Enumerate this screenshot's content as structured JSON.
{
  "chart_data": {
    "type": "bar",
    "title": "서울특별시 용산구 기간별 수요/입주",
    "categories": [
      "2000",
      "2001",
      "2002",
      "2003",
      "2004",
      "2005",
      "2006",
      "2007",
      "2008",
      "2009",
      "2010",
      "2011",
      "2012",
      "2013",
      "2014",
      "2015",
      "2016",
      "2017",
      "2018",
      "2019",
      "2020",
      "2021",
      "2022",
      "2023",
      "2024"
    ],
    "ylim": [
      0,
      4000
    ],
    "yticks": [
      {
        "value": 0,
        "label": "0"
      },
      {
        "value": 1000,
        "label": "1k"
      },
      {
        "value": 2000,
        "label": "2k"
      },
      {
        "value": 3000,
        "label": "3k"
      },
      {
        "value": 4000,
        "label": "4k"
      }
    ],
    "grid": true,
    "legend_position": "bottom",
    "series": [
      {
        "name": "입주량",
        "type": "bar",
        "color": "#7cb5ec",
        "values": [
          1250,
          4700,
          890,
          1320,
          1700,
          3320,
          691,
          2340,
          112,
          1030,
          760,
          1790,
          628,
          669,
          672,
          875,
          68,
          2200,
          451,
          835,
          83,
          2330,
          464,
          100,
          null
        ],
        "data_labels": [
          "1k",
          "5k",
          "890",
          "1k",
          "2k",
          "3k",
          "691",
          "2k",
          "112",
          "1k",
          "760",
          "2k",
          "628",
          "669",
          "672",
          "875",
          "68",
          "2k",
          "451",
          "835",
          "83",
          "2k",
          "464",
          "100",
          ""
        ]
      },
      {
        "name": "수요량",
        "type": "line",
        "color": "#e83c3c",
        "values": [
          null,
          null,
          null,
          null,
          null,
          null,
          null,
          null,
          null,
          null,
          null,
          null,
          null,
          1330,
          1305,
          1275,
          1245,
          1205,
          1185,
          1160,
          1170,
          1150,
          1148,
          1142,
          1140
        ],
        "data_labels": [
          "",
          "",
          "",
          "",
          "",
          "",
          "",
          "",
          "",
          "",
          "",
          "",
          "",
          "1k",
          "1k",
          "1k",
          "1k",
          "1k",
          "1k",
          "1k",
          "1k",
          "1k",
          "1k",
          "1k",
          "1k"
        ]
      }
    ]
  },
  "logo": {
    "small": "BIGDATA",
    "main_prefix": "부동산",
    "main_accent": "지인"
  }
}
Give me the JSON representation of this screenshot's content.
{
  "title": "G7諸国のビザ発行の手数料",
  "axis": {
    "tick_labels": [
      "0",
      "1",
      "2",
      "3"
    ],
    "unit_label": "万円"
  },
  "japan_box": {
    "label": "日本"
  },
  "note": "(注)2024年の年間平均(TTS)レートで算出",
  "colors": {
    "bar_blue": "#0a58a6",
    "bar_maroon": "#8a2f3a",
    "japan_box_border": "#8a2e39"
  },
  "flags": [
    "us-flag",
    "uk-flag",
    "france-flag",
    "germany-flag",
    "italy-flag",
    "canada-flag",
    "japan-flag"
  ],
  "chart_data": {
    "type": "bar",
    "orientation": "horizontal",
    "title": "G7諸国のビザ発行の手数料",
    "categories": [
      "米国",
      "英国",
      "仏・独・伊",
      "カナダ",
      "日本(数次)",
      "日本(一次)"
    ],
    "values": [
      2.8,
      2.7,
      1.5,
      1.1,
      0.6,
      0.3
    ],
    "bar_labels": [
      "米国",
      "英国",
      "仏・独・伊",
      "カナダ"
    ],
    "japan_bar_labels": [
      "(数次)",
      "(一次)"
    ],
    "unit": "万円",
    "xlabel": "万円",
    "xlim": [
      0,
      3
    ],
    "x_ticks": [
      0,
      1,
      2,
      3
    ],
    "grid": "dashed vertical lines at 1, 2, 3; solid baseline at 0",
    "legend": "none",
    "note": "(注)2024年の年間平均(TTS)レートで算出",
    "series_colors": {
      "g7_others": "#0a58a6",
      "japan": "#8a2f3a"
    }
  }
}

What is being asked – Each entry is to be returned in full, character for character.

Result below –
Enumerate this screenshot's content as structured JSON.
{
  "chart_data": {
    "type": "bar",
    "title": "서울특별시 용산구 기간별 수요/입주",
    "categories": [
      "2000",
      "2001",
      "2002",
      "2003",
      "2004",
      "2005",
      "2006",
      "2007",
      "2008",
      "2009",
      "2010",
      "2011",
      "2012",
      "2013",
      "2014",
      "2015",
      "2016",
      "2017",
      "2018",
      "2019",
      "2020",
      "2021",
      "2022",
      "2023",
      "2024"
    ],
    "ylim": [
      0,
      4000
    ],
    "yticks": [
      {
        "value": 0,
        "label": "0"
      },
      {
        "value": 1000,
        "label": "1k"
      },
      {
        "value": 2000,
        "label": "2k"
      },
      {
        "value": 3000,
        "label": "3k"
      },
      {
        "value": 4000,
        "label": "4k"
      }
    ],
    "grid": true,
    "legend_position": "bottom",
    "series": [
      {
        "name": "입주량",
        "type": "bar",
        "color": "#7cb5ec",
        "values": [
          1250,
          4700,
          890,
          1320,
          1700,
          3320,
          691,
          2340,
          112,
          1030,
          760,
          1790,
          628,
          669,
          672,
          875,
          68,
          2200,
          451,
          835,
          83,
          2330,
          464,
          100,
          null
        ],
        "data_labels": [
          "1k",
          "5k",
          "890",
          "1k",
          "2k",
          "3k",
          "691",
          "2k",
          "112",
          "1k",
          "760",
          "2k",
          "628",
          "669",
          "672",
          "875",
          "68",
          "2k",
          "451",
          "835",
          "83",
          "2k",
          "464",
          "100",
          ""
        ]
      },
      {
        "name": "수요량",
        "type": "line",
        "color": "#e83c3c",
        "values": [
          null,
          null,
          null,
          null,
          null,
          null,
          null,
          null,
          null,
          null,
          null,
          null,
          null,
          1330,
          1305,
          1275,
          1245,
          1205,
          1185,
          1160,
          1170,
          1150,
          1148,
          1142,
          1140
        ],
        "data_labels": [
          "",
          "",
          "",
          "",
          "",
          "",
          "",
          "",
          "",
          "",
          "",
          "",
          "",
          "1k",
          "1k",
          "1k",
          "1k",
          "1k",
          "1k",
          "1k",
          "1k",
          "1k",
          "1k",
          "1k",
          "1k"
        ]
      }
    ]
  },
  "logo": {
    "small": "BIGDATA",
    "main_prefix": "부동산",
    "main_accent": "지인"
  }
}
Give me the JSON representation of this screenshot's content.
{
  "title": "G7諸国のビザ発行の手数料",
  "axis": {
    "tick_labels": [
      "0",
      "1",
      "2",
      "3"
    ],
    "unit_label": "万円"
  },
  "japan_box": {
    "label": "日本"
  },
  "note": "(注)2024年の年間平均(TTS)レートで算出",
  "colors": {
    "bar_blue": "#0a58a6",
    "bar_maroon": "#8a2f3a",
    "japan_box_border": "#8a2e39"
  },
  "flags": [
    "us-flag",
    "uk-flag",
    "france-flag",
    "germany-flag",
    "italy-flag",
    "canada-flag",
    "japan-flag"
  ],
  "chart_data": {
    "type": "bar",
    "orientation": "horizontal",
    "title": "G7諸国のビザ発行の手数料",
    "categories": [
      "米国",
      "英国",
      "仏・独・伊",
      "カナダ",
      "日本(数次)",
      "日本(一次)"
    ],
    "values": [
      2.8,
      2.7,
      1.5,
      1.1,
      0.6,
      0.3
    ],
    "bar_labels": [
      "米国",
      "英国",
      "仏・独・伊",
      "カナダ"
    ],
    "japan_bar_labels": [
      "(数次)",
      "(一次)"
    ],
    "unit": "万円",
    "xlabel": "万円",
    "xlim": [
      0,
      3
    ],
    "x_ticks": [
      0,
      1,
      2,
      3
    ],
    "grid": "dashed vertical lines at 1, 2, 3; solid baseline at 0",
    "legend": "none",
    "note": "(注)2024年の年間平均(TTS)レートで算出",
    "series_colors": {
      "g7_others": "#0a58a6",
      "japan": "#8a2f3a"
    }
  }
}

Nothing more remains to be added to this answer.